Return exactly the span of lines that opens with the line containing "Convert this document image to plain text." and closes with the last line of the data, inclusive.

☆ ☆ ☆ ☆ ☆

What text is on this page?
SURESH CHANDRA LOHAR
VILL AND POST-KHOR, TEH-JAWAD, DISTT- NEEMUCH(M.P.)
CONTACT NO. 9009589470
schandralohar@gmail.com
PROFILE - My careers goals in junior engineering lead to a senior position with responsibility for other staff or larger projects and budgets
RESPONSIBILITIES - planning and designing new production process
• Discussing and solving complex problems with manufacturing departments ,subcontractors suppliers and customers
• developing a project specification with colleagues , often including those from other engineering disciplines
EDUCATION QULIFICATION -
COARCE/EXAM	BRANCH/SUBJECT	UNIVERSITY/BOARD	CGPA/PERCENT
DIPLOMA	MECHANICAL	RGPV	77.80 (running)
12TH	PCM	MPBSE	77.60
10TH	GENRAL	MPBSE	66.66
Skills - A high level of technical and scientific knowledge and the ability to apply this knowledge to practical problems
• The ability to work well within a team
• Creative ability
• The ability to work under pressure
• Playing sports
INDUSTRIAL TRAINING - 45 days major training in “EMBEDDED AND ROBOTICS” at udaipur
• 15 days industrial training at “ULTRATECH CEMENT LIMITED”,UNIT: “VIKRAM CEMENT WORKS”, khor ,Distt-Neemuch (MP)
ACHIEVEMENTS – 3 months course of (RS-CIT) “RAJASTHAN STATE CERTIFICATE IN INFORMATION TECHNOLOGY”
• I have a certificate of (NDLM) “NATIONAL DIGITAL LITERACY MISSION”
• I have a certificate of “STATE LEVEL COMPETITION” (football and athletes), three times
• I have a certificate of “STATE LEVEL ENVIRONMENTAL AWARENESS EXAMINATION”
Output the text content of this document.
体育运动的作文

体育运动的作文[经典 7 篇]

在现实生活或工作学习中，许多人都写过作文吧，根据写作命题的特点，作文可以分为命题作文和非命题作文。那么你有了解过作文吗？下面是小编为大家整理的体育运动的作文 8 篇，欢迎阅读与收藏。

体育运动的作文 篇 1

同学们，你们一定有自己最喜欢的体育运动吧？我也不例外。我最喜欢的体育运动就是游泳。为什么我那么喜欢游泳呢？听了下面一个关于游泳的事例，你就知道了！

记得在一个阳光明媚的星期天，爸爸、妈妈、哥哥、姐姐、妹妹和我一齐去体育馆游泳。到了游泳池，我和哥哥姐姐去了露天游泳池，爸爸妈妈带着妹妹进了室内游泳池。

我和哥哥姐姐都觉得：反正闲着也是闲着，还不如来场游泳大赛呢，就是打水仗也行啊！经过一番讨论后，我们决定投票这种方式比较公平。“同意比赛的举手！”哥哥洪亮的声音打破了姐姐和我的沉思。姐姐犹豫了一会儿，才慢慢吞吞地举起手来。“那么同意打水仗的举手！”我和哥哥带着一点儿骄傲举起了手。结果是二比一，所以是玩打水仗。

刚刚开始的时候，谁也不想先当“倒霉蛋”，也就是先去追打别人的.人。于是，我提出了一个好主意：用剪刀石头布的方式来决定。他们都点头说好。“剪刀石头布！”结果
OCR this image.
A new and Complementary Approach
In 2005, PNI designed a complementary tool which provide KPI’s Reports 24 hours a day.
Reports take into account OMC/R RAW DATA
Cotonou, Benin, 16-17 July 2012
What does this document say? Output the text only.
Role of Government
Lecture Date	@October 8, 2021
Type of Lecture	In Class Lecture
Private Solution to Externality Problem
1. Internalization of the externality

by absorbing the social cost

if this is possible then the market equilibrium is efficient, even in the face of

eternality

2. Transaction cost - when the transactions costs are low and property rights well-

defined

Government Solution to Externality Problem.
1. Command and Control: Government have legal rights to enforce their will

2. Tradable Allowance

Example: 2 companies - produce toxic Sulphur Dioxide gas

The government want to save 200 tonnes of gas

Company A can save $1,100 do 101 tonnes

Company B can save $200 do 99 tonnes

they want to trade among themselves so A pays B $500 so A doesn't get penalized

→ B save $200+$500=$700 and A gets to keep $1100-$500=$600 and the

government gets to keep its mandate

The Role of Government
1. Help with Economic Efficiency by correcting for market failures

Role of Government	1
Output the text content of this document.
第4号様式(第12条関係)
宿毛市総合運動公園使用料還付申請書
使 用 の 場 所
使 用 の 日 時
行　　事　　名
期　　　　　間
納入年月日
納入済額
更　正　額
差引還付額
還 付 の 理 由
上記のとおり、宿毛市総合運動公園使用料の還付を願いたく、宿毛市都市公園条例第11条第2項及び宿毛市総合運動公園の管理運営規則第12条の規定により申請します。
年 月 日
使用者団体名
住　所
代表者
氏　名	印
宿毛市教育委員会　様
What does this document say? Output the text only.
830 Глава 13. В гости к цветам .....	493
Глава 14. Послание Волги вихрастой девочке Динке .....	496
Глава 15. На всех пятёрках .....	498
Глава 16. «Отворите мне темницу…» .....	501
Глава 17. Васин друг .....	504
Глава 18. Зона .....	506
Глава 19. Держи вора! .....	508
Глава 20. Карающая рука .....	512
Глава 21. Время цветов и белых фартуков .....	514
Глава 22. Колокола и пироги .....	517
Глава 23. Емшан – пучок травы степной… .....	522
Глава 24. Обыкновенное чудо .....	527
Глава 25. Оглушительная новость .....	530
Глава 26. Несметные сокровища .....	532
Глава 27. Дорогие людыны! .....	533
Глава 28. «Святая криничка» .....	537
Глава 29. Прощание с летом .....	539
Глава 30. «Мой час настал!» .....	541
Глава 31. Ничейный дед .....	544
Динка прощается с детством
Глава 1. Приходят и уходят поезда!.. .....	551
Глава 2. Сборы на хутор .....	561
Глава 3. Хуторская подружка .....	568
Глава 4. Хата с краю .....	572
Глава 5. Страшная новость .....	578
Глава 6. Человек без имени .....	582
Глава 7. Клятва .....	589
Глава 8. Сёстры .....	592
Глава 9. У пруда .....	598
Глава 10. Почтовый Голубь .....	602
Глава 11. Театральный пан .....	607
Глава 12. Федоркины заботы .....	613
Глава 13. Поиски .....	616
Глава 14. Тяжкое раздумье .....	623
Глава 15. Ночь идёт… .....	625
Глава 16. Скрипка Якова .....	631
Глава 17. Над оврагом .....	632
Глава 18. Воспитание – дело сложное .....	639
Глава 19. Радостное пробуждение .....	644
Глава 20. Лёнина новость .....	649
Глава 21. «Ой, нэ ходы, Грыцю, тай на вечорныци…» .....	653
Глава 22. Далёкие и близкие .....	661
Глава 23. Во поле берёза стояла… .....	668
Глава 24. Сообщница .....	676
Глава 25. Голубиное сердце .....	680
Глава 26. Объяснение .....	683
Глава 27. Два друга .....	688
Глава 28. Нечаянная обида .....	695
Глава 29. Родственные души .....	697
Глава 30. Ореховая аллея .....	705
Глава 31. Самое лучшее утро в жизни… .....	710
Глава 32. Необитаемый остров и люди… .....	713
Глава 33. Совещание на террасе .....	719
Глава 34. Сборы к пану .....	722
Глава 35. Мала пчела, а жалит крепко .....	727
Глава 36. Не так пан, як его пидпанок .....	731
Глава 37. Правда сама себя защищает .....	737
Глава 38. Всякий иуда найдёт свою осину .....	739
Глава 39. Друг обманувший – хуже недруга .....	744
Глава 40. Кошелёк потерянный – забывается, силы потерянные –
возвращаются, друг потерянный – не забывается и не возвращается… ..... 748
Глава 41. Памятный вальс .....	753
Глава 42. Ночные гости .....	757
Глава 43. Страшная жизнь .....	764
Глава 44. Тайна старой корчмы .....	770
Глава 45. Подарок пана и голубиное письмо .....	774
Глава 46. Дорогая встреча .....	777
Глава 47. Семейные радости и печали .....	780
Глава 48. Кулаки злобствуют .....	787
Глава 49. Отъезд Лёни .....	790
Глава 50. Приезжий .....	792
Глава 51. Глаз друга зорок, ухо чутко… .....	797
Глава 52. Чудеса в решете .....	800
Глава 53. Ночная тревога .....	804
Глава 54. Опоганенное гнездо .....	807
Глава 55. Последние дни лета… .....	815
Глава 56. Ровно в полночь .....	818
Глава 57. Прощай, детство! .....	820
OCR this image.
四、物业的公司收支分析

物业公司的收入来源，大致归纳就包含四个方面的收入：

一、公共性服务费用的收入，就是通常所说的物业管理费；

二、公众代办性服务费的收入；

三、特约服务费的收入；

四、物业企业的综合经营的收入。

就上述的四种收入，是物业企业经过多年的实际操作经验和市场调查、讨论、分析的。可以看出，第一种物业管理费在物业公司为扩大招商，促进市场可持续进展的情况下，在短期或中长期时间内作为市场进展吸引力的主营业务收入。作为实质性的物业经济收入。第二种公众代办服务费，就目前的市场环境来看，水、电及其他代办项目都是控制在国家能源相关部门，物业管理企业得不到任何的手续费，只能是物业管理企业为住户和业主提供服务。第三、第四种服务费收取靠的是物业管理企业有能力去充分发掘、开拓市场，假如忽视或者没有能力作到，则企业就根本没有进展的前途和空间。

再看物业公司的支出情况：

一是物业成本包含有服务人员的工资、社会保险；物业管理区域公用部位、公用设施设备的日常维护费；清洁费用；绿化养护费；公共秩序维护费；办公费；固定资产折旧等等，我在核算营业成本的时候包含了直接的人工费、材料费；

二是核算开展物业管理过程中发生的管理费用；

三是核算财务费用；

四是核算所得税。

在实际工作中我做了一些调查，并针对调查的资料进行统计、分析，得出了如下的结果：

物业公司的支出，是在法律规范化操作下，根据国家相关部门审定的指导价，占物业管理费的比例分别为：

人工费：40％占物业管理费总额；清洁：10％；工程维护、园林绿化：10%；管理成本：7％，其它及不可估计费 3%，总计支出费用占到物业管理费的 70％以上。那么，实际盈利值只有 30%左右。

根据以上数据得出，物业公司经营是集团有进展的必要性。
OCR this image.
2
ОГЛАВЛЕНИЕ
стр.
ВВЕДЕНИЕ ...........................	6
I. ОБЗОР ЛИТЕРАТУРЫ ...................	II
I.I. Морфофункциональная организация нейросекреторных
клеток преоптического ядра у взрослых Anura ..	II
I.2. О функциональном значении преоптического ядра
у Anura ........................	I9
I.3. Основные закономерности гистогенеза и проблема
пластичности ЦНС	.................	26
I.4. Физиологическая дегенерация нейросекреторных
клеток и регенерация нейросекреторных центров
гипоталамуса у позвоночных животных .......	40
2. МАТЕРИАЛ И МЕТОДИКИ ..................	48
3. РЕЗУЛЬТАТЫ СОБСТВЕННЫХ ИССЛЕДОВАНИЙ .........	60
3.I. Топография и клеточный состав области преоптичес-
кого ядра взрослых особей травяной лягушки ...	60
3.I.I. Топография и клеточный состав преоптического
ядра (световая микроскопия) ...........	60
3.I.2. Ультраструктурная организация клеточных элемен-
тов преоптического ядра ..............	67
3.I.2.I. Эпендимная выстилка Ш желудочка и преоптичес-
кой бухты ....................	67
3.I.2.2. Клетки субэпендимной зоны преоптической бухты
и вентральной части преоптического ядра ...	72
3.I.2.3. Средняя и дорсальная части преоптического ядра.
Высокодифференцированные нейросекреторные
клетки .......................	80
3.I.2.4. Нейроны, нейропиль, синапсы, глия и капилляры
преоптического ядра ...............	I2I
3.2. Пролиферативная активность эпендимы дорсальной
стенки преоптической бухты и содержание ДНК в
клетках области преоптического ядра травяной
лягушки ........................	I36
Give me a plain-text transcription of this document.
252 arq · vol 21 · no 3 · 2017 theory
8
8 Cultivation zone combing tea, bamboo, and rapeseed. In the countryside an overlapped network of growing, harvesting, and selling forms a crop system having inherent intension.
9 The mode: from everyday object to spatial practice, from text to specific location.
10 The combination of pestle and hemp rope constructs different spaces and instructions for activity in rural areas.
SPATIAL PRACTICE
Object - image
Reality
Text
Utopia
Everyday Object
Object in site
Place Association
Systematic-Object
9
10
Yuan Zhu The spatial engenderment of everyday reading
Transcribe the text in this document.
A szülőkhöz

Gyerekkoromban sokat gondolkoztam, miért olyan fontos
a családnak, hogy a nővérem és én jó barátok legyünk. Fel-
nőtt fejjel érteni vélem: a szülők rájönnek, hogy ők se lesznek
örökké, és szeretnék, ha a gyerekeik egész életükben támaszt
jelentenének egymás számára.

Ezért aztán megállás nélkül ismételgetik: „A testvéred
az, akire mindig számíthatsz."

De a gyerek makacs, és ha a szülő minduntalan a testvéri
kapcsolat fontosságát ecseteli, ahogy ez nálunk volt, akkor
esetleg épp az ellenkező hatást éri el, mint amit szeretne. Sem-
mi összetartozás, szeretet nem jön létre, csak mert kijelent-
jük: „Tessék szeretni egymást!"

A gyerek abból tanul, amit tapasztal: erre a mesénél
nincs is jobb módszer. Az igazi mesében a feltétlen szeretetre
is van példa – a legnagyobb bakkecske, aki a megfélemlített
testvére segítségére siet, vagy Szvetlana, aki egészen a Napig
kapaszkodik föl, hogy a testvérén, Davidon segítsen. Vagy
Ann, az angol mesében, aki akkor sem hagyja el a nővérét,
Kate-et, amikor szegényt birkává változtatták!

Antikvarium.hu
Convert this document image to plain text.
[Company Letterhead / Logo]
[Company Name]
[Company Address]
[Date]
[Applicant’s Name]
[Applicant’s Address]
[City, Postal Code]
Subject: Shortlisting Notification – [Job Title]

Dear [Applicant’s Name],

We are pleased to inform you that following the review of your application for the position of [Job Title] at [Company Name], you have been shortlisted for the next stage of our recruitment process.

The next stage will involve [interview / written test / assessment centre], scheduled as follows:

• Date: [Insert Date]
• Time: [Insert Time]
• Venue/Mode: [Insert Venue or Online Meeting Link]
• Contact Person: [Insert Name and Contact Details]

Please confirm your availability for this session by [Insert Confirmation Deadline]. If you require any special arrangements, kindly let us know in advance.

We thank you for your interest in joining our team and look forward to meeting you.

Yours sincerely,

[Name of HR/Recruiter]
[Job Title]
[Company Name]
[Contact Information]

☆ ☆ ☆ ☆ ☆

**Correct response**
Convert this document image to plain text.
[Company Letterhead / Logo]
[Company Name]
[Company Address]
[Date]
[Applicant’s Name]
[Applicant’s Address]
[City, Postal Code]
Subject: Shortlisting Notification – [Job Title]

Dear [Applicant’s Name],

We are pleased to inform you that following the review of your application for the position of [Job Title] at [Company Name], you have been shortlisted for the next stage of our recruitment process.

The next stage will involve [interview / written test / assessment centre], scheduled as follows:

• Date: [Insert Date]
• Time: [Insert Time]
• Venue/Mode: [Insert Venue or Online Meeting Link]
• Contact Person: [Insert Name and Contact Details]

Please confirm your availability for this session by [Insert Confirmation Deadline]. If you require any special arrangements, kindly let us know in advance.

We thank you for your interest in joining our team and look forward to meeting you.

Yours sincerely,

[Name of HR/Recruiter]
[Job Title]
[Company Name]
[Contact Information]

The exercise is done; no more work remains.